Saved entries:
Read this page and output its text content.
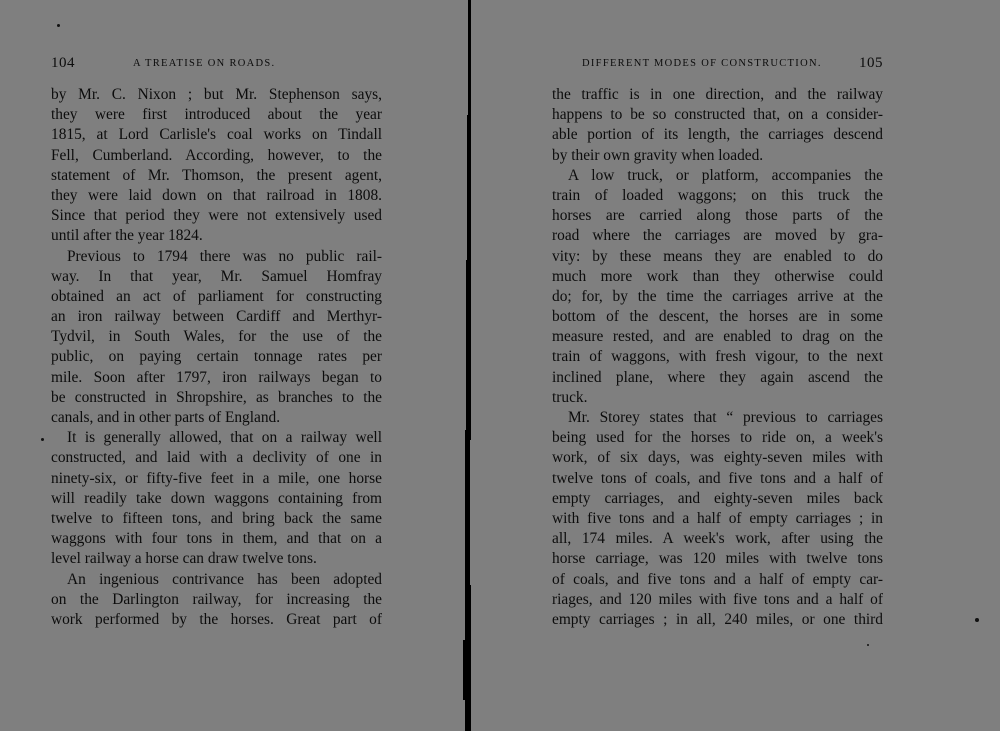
104	A TREATISE ON ROADS.
by Mr. C. Nixon ; but Mr. Stephenson says,
they were first introduced about the year
1815, at Lord Carlisle's coal works on Tindall
Fell, Cumberland. According, however, to the
statement of Mr. Thomson, the present agent,
they were laid down on that railroad in 1808.
Since that period they were not extensively used
until after the year 1824.
Previous to 1794 there was no public rail-
way. In that year, Mr. Samuel Homfray
obtained an act of parliament for constructing
an iron railway between Cardiff and Merthyr-
Tydvil, in South Wales, for the use of the
public, on paying certain tonnage rates per
mile. Soon after 1797, iron railways began to
be constructed in Shropshire, as branches to the
canals, and in other parts of England.
It is generally allowed, that on a railway well
constructed, and laid with a declivity of one in
ninety-six, or fifty-five feet in a mile, one horse
will readily take down waggons containing from
twelve to fifteen tons, and bring back the same
waggons with four tons in them, and that on a
level railway a horse can draw twelve tons.
An ingenious contrivance has been adopted
on the Darlington railway, for increasing the
work performed by the horses. Great part of
DIFFERENT MODES OF CONSTRUCTION. 105
the traffic is in one direction, and the railway
happens to be so constructed that, on a consider-
able portion of its length, the carriages descend
by their own gravity when loaded.
A low truck, or platform, accompanies the
train of loaded waggons; on this truck the
horses are carried along those parts of the
road where the carriages are moved by gra-
vity: by these means they are enabled to do
much more work than they otherwise could
do; for, by the time the carriages arrive at the
bottom of the descent, the horses are in some
measure rested, and are enabled to drag on the
train of waggons, with fresh vigour, to the next
inclined plane, where they again ascend the
truck.
Mr. Storey states that “ previous to carriages
being used for the horses to ride on, a week's
work, of six days, was eighty-seven miles with
twelve tons of coals, and five tons and a half of
empty carriages, and eighty-seven miles back
with five tons and a half of empty carriages ; in
all, 174 miles. A week's work, after using the
horse carriage, was 120 miles with twelve tons
of coals, and five tons and a half of empty car-
riages, and 120 miles with five tons and a half of
empty carriages ; in all, 240 miles, or one third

■ **OBJECTIVE**
The material above holds pictures; copy everything else in it exactly.

■ **RESULT OF THE TASK**
Read this page and output its text content.
104	A TREATISE ON ROADS.
by Mr. C. Nixon ; but Mr. Stephenson says,
they were first introduced about the year
1815, at Lord Carlisle's coal works on Tindall
Fell, Cumberland. According, however, to the
statement of Mr. Thomson, the present agent,
they were laid down on that railroad in 1808.
Since that period they were not extensively used
until after the year 1824.
Previous to 1794 there was no public rail-
way. In that year, Mr. Samuel Homfray
obtained an act of parliament for constructing
an iron railway between Cardiff and Merthyr-
Tydvil, in South Wales, for the use of the
public, on paying certain tonnage rates per
mile. Soon after 1797, iron railways began to
be constructed in Shropshire, as branches to the
canals, and in other parts of England.
It is generally allowed, that on a railway well
constructed, and laid with a declivity of one in
ninety-six, or fifty-five feet in a mile, one horse
will readily take down waggons containing from
twelve to fifteen tons, and bring back the same
waggons with four tons in them, and that on a
level railway a horse can draw twelve tons.
An ingenious contrivance has been adopted
on the Darlington railway, for increasing the
work performed by the horses. Great part of
DIFFERENT MODES OF CONSTRUCTION. 105
the traffic is in one direction, and the railway
happens to be so constructed that, on a consider-
able portion of its length, the carriages descend
by their own gravity when loaded.
A low truck, or platform, accompanies the
train of loaded waggons; on this truck the
horses are carried along those parts of the
road where the carriages are moved by gra-
vity: by these means they are enabled to do
much more work than they otherwise could
do; for, by the time the carriages arrive at the
bottom of the descent, the horses are in some
measure rested, and are enabled to drag on the
train of waggons, with fresh vigour, to the next
inclined plane, where they again ascend the
truck.
Mr. Storey states that “ previous to carriages
being used for the horses to ride on, a week's
work, of six days, was eighty-seven miles with
twelve tons of coals, and five tons and a half of
empty carriages, and eighty-seven miles back
with five tons and a half of empty carriages ; in
all, 174 miles. A week's work, after using the
horse carriage, was 120 miles with twelve tons
of coals, and five tons and a half of empty car-
riages, and 120 miles with five tons and a half of
empty carriages ; in all, 240 miles, or one third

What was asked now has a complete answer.